Pasal 84 dan 15 tentang komposisi pimpinan DPR dan MPR


Pasal ini lebih menimbulkan kontroversi politik karena kursi pimpinan DPR yang semula
satu ketua dan empat wakil, menjadi satu ketua dan lima wakil.

Satu pimpinan tambahan ini akan menjadi jatah pemilik kursi terbanyak yang saat ini
dipegang oleh PDI-P. Pada pasal 15, pimpinan MPR awalnya terdiri atas satu ketua dan
empat wakil ketua, menjadi satu ketua dan tujuh wakil. MPR terdiri atas 10 fraksi partai
politik dan satu fraksi Kelompok DPD.

Pasal 245 tentang pemeriksaan anggota DPR


Pada tahun 2015 MK sudah memutuskan bahwa pemeriksaan harus dengan seizin
presiden, bukan lagi MKD namun pada akhirnya diubah. Pemeriksaan anggota DPR yang
terlibat tindak pidana harus ada pertimbangan MKD sebelum DPR memberi izin.
"Pemanggilan dan permintaan keterangan kepada anggota DPR sehubungan dengan
terjadinya tindak pidana yang tidak sehubungan dengan pelaksanaan tugas sebagaimana
dimaksud dalam Pasal 224 harus mendapatkan persetujuan tertulis dari Presiden setelah
mendapat pertimbangan dari Mahkamah Kehormatan Dewan (MKD)."

Bivitri Susanti, pakar hukum dari Pusat Studi Hukum dan Kebijakan, menyebut UU itu
merupakan kriminalisasi terhadap rakyat yang kritis terhadap DPR. Ia menegaskah bahwa
pasal yang seakan-akan menakut-nakuti masyarakat itu harus dibatalkan, karena tidak
sesuai dengan nafas konstitusi yang melindungi warga untuk menyatakan pendapat.
Selain itu, pasal lain yang dinilai bermasalah adalah wewenang pemanggilan paksa oleh
DPR. Menurut Bivitri, DPR bisa memanggil paksa setiap orang dalam konteks fungsi
tertentu.Pemanggilan paksa ini menggunakan kewenangan kepolisian, jadi kepolisian
wajib untuk memenuhi permintaan DPR sehingga hal tersebut dirasa dapat merusak
demokrasi di Indonesia.

Demo menolak UU MD3 dilakukan oleh mahasiswa di berbagai daerah. Di Medan,


mahasiswa menumbangkan gerbang DPRD.Di Bengkulu empat mahasiswa sempat
ditangkap polisi pada 5 Maret karena demo berujung ricuh.Di Surabaya mahasiswa
menutup jalan di depan DPRD saat menolak revisi UU MD3 pada akhir Februari lalu.
Selain ditolak oleh para aktivis, mahasiswa dan pakar hukum, revisi ini ditolak oleh
masyarakat melalui beberapa petisi di Change.org yang berbunyi "Tolak revisi UU MD3,
DPR tidak boleh mempidanakan kritik!” yang ditandatangani oleh 203 ribu orang,
sedangkan petisi "Tolak Revisi RUU MD3! Ajukan Judicial Review ke Mahkamah
Konstitusi' ditandatangani 78 ribu pendukung.

**Bahan Kajian**

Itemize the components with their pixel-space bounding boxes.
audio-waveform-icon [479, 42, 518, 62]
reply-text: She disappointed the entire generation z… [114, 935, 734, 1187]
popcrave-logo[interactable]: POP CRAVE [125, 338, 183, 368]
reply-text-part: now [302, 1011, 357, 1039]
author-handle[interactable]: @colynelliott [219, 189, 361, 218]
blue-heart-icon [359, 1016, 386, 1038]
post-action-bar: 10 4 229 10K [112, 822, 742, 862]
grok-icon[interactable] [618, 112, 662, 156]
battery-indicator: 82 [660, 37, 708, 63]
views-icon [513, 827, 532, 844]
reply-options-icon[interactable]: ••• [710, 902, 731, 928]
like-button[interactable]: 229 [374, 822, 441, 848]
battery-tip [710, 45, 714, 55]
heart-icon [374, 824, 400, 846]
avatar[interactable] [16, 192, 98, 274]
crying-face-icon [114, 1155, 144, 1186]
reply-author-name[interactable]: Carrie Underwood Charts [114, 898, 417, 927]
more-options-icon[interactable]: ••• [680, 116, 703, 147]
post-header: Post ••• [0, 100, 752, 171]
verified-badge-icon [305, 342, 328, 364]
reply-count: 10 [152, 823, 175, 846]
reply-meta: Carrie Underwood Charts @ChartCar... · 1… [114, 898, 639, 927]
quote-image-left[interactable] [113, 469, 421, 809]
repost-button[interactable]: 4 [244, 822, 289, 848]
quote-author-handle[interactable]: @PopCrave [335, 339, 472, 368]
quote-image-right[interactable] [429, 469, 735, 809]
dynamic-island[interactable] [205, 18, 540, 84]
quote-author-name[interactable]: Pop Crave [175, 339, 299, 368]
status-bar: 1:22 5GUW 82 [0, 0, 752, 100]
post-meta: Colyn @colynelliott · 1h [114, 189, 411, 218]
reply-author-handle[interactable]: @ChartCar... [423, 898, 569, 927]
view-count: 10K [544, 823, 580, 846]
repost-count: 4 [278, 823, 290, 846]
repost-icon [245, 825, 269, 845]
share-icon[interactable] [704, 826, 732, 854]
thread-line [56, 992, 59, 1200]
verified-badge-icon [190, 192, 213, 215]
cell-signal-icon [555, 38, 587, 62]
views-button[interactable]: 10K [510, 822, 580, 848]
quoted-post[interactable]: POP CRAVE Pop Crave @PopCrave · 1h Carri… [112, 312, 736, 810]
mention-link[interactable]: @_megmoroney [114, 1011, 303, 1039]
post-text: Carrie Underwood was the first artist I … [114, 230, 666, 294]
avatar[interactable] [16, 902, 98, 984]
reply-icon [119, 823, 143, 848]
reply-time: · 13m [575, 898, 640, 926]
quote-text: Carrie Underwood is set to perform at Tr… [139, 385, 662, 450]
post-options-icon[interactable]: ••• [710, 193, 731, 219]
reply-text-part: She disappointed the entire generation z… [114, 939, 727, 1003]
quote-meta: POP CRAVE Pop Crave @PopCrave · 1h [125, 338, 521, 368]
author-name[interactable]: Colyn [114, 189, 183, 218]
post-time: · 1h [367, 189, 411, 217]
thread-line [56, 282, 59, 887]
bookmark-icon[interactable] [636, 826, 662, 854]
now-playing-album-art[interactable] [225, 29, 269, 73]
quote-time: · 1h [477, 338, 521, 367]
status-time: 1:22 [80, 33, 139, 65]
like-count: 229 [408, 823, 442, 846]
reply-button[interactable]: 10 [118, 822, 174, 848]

**Tugas Latihan**
[1] Menurut teks tentang revisi UU MD3, berapa jumlah wakil ketua MPR setelah Pasal 15 diubah?
[2] Tuliskan lanjutan teks tentang revisi UU MD3, dimulai sesudah kalimat terakhirnya.

**Hasil Tugas**
[1] Tujuh wakil ketua.

[2]
Banyaknya kontroversi dan perbedaan pendapat di antara masyarakat dan pemerintah


tentang UU MD3 inilah yang menimbulkan terjadi kerusuhan dimana-mana baik oleh
mahasiswa maupun masyarakat. Kerusuhan ini merupakan cerminan dari penyimpangan
nilai-nilai yang terkadung dalam pancasila sila ke-4. Oleh karena itu dari permasalahan
ini kami ingin membahas lebih dalam lagi mengenai sebab-sebab utama terjadinya
masalah ini sehingga nantinya diharapkan dapat ditemukan solusi yang konkret dan
terarah. Hal inilah yang mendorong kami untuk membuat makalah yang berjudul
“Penyimpangan sila ke-4”.
1.2 Rumusan Masalah

Berdasarkan latar belakang penulisan, maka dapat dirumuskan beberapa


permasalahan sebagai berikut.

1. Apa tujuan direvisinya UU MD3?

2. Apakah revisi UU MD3 termasuk melanggar sila ke-4 Pancasila?

3. Mengapa UU MD3 tetap direvisi walaupun belum ditandatangani ?

1.3 Tujuan Penulisan

Berdasarkan rumusan masalah, maka tujuan penulisan makalah ini adalah


sebagai berikut.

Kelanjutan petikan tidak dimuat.